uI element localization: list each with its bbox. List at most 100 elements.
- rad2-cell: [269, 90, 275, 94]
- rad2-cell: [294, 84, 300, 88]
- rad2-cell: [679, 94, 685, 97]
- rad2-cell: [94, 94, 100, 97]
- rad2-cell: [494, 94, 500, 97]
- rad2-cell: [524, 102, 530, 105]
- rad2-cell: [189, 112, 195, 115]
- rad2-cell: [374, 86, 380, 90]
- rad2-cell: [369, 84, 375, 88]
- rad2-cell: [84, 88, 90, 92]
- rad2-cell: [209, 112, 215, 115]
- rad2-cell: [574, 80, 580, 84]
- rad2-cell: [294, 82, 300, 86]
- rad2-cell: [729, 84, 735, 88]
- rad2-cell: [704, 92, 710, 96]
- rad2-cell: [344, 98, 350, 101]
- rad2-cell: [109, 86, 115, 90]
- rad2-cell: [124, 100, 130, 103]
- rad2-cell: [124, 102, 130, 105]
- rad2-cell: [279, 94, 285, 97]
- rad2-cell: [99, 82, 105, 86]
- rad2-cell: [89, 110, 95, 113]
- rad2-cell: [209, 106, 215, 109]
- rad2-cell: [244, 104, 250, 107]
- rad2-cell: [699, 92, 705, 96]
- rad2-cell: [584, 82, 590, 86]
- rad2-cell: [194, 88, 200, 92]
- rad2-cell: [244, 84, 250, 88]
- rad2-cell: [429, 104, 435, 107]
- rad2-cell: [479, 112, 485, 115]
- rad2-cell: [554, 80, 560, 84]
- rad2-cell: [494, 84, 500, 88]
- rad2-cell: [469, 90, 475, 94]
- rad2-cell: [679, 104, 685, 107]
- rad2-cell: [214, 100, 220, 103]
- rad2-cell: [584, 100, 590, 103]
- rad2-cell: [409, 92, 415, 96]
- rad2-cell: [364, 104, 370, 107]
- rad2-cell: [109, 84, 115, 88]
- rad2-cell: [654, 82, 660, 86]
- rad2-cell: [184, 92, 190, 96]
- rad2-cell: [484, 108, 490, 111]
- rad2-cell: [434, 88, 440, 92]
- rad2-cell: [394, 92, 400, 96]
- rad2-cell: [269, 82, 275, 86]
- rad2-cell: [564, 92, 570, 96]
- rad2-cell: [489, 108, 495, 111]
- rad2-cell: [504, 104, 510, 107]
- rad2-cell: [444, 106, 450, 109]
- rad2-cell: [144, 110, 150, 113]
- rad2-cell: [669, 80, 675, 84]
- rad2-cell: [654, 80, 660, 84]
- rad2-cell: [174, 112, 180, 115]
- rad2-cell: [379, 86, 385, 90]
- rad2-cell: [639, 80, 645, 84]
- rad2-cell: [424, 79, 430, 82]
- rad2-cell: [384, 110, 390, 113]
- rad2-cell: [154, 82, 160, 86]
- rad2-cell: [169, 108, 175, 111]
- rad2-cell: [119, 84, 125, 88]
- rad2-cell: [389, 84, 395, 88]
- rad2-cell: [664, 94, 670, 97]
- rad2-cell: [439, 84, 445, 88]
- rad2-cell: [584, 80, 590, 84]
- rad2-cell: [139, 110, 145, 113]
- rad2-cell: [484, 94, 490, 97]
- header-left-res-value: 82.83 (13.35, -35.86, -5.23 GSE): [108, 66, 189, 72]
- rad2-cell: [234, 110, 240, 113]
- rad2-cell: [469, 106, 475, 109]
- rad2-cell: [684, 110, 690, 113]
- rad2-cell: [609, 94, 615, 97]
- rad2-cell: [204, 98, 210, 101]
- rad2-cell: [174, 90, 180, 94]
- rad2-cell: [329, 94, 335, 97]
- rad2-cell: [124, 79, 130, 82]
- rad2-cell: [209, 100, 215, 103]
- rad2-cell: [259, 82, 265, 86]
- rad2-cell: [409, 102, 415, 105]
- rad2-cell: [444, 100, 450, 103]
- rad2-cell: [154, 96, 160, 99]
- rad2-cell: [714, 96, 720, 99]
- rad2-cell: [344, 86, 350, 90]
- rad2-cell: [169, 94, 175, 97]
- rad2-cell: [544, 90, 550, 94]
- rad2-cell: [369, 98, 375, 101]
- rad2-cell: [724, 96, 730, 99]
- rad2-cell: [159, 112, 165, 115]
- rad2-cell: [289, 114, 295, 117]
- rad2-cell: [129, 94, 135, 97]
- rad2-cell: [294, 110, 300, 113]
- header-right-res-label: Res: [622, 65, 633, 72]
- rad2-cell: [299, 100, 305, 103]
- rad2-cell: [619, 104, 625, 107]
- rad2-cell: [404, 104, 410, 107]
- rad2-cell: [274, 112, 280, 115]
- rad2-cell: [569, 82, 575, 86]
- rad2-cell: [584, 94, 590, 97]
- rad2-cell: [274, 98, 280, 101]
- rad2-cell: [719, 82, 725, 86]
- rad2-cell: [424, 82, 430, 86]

=====

_SET PROBLEM_.
Swap "header-left-res-value" for "header-left-resolution-value" in the records above, and give every line again with nothing else altered.

_RESPONSE TO THE TASK_.
uI element localization: list each with its bbox. List at most 100 elements.
- rad2-cell: [269, 90, 275, 94]
- rad2-cell: [294, 84, 300, 88]
- rad2-cell: [679, 94, 685, 97]
- rad2-cell: [94, 94, 100, 97]
- rad2-cell: [494, 94, 500, 97]
- rad2-cell: [524, 102, 530, 105]
- rad2-cell: [189, 112, 195, 115]
- rad2-cell: [374, 86, 380, 90]
- rad2-cell: [369, 84, 375, 88]
- rad2-cell: [84, 88, 90, 92]
- rad2-cell: [209, 112, 215, 115]
- rad2-cell: [574, 80, 580, 84]
- rad2-cell: [294, 82, 300, 86]
- rad2-cell: [729, 84, 735, 88]
- rad2-cell: [704, 92, 710, 96]
- rad2-cell: [344, 98, 350, 101]
- rad2-cell: [109, 86, 115, 90]
- rad2-cell: [124, 100, 130, 103]
- rad2-cell: [124, 102, 130, 105]
- rad2-cell: [279, 94, 285, 97]
- rad2-cell: [99, 82, 105, 86]
- rad2-cell: [89, 110, 95, 113]
- rad2-cell: [209, 106, 215, 109]
- rad2-cell: [244, 104, 250, 107]
- rad2-cell: [699, 92, 705, 96]
- rad2-cell: [584, 82, 590, 86]
- rad2-cell: [194, 88, 200, 92]
- rad2-cell: [244, 84, 250, 88]
- rad2-cell: [429, 104, 435, 107]
- rad2-cell: [479, 112, 485, 115]
- rad2-cell: [554, 80, 560, 84]
- rad2-cell: [494, 84, 500, 88]
- rad2-cell: [469, 90, 475, 94]
- rad2-cell: [679, 104, 685, 107]
- rad2-cell: [214, 100, 220, 103]
- rad2-cell: [584, 100, 590, 103]
- rad2-cell: [409, 92, 415, 96]
- rad2-cell: [364, 104, 370, 107]
- rad2-cell: [109, 84, 115, 88]
- rad2-cell: [654, 82, 660, 86]
- rad2-cell: [184, 92, 190, 96]
- rad2-cell: [484, 108, 490, 111]
- rad2-cell: [434, 88, 440, 92]
- rad2-cell: [394, 92, 400, 96]
- rad2-cell: [269, 82, 275, 86]
- rad2-cell: [564, 92, 570, 96]
- rad2-cell: [489, 108, 495, 111]
- rad2-cell: [504, 104, 510, 107]
- rad2-cell: [444, 106, 450, 109]
- rad2-cell: [144, 110, 150, 113]
- rad2-cell: [669, 80, 675, 84]
- rad2-cell: [654, 80, 660, 84]
- rad2-cell: [174, 112, 180, 115]
- rad2-cell: [379, 86, 385, 90]
- rad2-cell: [639, 80, 645, 84]
- rad2-cell: [424, 79, 430, 82]
- rad2-cell: [384, 110, 390, 113]
- rad2-cell: [154, 82, 160, 86]
- rad2-cell: [169, 108, 175, 111]
- rad2-cell: [119, 84, 125, 88]
- rad2-cell: [389, 84, 395, 88]
- rad2-cell: [664, 94, 670, 97]
- rad2-cell: [439, 84, 445, 88]
- rad2-cell: [584, 80, 590, 84]
- rad2-cell: [139, 110, 145, 113]
- rad2-cell: [484, 94, 490, 97]
- header-left-resolution-value: 82.83 (13.35, -35.86, -5.23 GSE): [108, 66, 189, 72]
- rad2-cell: [234, 110, 240, 113]
- rad2-cell: [469, 106, 475, 109]
- rad2-cell: [684, 110, 690, 113]
- rad2-cell: [609, 94, 615, 97]
- rad2-cell: [204, 98, 210, 101]
- rad2-cell: [174, 90, 180, 94]
- rad2-cell: [329, 94, 335, 97]
- rad2-cell: [124, 79, 130, 82]
- rad2-cell: [209, 100, 215, 103]
- rad2-cell: [259, 82, 265, 86]
- rad2-cell: [409, 102, 415, 105]
- rad2-cell: [444, 100, 450, 103]
- rad2-cell: [154, 96, 160, 99]
- rad2-cell: [714, 96, 720, 99]
- rad2-cell: [344, 86, 350, 90]
- rad2-cell: [169, 94, 175, 97]
- rad2-cell: [544, 90, 550, 94]
- rad2-cell: [369, 98, 375, 101]
- rad2-cell: [724, 96, 730, 99]
- rad2-cell: [159, 112, 165, 115]
- rad2-cell: [289, 114, 295, 117]
- rad2-cell: [129, 94, 135, 97]
- rad2-cell: [294, 110, 300, 113]
- header-right-res-label: Res: [622, 65, 633, 72]
- rad2-cell: [299, 100, 305, 103]
- rad2-cell: [619, 104, 625, 107]
- rad2-cell: [404, 104, 410, 107]
- rad2-cell: [274, 112, 280, 115]
- rad2-cell: [569, 82, 575, 86]
- rad2-cell: [584, 94, 590, 97]
- rad2-cell: [274, 98, 280, 101]
- rad2-cell: [719, 82, 725, 86]
- rad2-cell: [424, 82, 430, 86]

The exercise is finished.